-- BEGIN PROVIDED RECORDS --

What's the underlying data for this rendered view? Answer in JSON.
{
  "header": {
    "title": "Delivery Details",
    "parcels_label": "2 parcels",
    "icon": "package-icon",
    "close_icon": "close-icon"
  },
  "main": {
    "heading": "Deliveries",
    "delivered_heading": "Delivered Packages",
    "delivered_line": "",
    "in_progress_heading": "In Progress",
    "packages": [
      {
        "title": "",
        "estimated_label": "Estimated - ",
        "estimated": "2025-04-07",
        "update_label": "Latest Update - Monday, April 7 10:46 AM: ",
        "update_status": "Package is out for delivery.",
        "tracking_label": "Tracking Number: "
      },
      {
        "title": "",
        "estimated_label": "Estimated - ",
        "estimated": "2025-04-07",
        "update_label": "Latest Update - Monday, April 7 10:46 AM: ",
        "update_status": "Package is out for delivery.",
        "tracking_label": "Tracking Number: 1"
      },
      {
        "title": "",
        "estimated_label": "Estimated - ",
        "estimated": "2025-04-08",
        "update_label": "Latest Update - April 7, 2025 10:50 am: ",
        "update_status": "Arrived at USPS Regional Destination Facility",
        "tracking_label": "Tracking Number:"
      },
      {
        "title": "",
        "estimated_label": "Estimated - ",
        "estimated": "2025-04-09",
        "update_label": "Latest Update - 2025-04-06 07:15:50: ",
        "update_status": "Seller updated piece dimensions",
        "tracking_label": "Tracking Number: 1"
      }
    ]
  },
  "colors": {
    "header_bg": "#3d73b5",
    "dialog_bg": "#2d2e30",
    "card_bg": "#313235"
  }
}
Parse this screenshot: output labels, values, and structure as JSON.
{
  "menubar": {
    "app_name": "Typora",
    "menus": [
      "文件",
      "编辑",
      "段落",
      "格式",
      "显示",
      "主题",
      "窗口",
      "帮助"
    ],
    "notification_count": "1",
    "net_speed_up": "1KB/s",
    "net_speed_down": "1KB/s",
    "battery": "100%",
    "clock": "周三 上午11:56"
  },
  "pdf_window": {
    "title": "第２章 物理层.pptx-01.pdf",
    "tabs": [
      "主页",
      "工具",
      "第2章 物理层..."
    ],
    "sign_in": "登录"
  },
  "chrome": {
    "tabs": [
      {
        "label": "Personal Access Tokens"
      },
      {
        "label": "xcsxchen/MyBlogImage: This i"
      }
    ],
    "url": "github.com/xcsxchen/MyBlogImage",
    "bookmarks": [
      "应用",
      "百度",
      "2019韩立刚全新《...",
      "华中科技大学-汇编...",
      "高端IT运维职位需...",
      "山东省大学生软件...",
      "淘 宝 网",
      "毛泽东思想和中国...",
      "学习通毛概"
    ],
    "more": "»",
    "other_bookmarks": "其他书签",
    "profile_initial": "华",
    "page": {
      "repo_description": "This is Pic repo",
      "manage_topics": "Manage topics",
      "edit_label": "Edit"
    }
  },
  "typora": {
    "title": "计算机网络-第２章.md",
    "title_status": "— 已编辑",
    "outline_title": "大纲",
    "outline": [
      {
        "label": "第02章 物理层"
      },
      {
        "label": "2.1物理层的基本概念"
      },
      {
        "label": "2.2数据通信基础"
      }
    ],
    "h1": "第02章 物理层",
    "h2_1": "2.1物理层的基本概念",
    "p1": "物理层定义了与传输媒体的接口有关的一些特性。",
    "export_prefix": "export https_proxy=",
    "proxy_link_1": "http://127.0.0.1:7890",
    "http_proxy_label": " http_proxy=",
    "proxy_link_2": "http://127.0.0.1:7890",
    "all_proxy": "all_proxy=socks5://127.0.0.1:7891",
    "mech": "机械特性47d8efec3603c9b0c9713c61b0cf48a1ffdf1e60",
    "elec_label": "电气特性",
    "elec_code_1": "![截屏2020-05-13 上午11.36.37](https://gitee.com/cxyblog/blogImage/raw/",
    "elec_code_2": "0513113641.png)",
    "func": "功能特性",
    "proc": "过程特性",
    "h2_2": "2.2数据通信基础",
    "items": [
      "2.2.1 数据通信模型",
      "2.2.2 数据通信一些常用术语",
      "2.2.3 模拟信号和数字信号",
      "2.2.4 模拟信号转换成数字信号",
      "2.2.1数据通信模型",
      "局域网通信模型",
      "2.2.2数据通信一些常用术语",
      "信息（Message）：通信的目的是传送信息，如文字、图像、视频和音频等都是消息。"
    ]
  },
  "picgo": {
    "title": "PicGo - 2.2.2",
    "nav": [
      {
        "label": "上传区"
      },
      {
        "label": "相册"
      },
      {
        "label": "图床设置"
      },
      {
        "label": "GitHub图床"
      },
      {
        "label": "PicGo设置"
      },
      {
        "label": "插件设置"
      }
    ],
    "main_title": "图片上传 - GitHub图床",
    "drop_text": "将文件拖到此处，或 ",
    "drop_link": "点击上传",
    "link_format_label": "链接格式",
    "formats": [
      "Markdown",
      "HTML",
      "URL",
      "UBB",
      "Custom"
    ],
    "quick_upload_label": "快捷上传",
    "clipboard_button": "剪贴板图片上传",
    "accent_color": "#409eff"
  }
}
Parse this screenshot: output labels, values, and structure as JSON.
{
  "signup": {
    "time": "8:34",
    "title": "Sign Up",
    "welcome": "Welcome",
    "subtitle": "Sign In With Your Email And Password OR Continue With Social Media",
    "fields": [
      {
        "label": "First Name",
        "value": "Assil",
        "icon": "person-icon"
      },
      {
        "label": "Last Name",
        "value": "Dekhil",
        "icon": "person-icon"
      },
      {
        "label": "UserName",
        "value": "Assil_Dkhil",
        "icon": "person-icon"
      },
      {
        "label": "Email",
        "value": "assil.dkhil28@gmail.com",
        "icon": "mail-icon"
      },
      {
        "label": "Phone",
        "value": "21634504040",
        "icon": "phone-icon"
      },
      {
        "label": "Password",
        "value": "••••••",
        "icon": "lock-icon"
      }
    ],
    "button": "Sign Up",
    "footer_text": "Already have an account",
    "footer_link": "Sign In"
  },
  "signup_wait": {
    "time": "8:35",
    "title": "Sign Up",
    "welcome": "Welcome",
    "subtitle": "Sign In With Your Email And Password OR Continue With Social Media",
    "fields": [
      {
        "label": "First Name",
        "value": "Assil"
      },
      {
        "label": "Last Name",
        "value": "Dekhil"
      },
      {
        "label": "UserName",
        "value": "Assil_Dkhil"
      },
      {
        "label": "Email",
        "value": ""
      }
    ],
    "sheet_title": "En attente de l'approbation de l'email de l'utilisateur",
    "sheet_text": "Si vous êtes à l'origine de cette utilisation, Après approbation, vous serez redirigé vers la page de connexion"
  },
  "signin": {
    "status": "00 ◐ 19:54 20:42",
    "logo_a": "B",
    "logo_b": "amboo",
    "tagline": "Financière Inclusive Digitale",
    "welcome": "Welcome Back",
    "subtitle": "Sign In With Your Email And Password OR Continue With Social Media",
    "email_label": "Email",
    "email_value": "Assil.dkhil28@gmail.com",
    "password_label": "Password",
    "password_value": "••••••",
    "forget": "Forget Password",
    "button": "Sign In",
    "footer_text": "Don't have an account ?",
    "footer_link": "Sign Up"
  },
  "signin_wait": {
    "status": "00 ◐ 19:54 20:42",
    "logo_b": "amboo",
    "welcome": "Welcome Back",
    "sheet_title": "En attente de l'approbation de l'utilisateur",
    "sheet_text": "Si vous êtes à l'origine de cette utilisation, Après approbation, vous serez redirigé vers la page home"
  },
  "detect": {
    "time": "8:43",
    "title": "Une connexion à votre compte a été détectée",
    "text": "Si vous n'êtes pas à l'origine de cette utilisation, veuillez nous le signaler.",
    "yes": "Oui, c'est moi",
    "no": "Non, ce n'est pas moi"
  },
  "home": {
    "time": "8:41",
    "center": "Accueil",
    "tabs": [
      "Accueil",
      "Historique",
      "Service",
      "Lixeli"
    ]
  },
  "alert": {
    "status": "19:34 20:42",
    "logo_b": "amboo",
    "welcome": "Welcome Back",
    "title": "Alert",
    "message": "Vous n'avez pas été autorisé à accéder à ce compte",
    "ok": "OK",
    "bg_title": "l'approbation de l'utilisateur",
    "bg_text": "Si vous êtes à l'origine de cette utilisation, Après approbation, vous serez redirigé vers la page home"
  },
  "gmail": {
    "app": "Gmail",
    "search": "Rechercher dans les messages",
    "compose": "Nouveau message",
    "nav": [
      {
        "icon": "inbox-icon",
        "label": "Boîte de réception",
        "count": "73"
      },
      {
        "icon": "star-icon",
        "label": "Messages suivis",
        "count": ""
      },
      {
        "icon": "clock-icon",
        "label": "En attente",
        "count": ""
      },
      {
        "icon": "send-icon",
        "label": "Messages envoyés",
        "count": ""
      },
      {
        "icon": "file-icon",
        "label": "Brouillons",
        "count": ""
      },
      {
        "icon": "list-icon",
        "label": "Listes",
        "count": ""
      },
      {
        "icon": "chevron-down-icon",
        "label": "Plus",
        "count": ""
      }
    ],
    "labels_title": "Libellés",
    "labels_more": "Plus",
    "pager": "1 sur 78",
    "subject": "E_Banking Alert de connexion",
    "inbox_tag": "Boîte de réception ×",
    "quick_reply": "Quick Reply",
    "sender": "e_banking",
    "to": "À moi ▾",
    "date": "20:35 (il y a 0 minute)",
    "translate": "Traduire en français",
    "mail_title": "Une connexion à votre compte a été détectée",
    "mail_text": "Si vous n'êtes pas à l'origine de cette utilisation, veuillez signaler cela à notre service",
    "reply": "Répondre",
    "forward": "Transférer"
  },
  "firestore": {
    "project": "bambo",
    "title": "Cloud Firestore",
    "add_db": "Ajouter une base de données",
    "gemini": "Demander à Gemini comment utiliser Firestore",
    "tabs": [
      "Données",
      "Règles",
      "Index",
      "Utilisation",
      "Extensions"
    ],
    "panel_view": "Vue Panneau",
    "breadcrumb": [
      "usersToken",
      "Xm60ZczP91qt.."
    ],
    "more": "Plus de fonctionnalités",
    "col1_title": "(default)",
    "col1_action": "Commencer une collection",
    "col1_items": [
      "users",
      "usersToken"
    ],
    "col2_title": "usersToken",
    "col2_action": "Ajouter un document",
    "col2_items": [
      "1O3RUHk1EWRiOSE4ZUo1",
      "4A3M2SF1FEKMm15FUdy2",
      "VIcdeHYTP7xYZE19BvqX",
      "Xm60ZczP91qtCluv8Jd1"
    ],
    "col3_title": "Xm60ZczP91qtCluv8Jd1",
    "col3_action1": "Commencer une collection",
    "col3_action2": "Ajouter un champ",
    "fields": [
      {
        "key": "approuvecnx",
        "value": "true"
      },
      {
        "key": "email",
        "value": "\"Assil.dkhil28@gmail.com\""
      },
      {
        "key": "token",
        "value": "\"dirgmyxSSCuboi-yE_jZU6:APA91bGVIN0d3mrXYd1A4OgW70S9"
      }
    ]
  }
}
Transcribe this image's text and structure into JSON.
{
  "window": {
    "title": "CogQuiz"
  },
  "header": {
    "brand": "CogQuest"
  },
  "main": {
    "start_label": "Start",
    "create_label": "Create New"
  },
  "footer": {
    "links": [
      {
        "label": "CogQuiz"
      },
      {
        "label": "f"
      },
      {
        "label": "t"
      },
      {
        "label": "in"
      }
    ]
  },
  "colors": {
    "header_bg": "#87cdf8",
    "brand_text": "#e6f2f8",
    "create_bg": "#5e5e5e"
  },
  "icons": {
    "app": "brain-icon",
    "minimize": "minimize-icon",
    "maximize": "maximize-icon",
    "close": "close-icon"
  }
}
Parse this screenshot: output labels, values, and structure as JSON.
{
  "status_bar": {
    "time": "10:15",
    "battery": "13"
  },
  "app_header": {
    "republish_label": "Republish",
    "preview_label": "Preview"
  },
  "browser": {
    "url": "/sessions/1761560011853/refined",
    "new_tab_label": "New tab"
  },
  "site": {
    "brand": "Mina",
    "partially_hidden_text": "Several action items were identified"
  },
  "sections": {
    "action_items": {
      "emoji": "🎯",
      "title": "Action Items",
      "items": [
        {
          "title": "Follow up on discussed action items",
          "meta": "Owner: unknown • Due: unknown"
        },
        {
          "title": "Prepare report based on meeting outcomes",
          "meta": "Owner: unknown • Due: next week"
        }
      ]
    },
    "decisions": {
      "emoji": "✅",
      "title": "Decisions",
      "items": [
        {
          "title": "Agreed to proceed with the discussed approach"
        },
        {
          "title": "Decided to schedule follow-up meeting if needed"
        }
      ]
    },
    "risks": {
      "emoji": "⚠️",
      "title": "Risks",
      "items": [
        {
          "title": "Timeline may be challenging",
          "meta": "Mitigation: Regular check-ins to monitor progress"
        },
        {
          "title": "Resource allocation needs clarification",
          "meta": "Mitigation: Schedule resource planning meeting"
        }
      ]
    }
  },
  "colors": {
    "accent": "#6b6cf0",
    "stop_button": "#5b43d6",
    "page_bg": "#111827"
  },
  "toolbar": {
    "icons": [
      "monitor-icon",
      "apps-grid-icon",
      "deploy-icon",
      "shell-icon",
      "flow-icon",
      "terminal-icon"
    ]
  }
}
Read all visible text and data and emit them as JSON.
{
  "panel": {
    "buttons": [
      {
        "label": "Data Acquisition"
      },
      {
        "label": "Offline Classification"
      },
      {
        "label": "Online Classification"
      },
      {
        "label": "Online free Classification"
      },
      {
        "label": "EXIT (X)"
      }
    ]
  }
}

-- END PROVIDED RECORDS --

# [EXERCISE DIRECTIONS]
Set down exactly what runs from the line with "Read all visible" to the last line of the data above, including both of those lines and no others.

# [RESPONSE]
Read all visible text and data and emit them as JSON.
{
  "panel": {
    "buttons": [
      {
        "label": "Data Acquisition"
      },
      {
        "label": "Offline Classification"
      },
      {
        "label": "Online Classification"
      },
      {
        "label": "Online free Classification"
      },
      {
        "label": "EXIT (X)"
      }
    ]
  }
}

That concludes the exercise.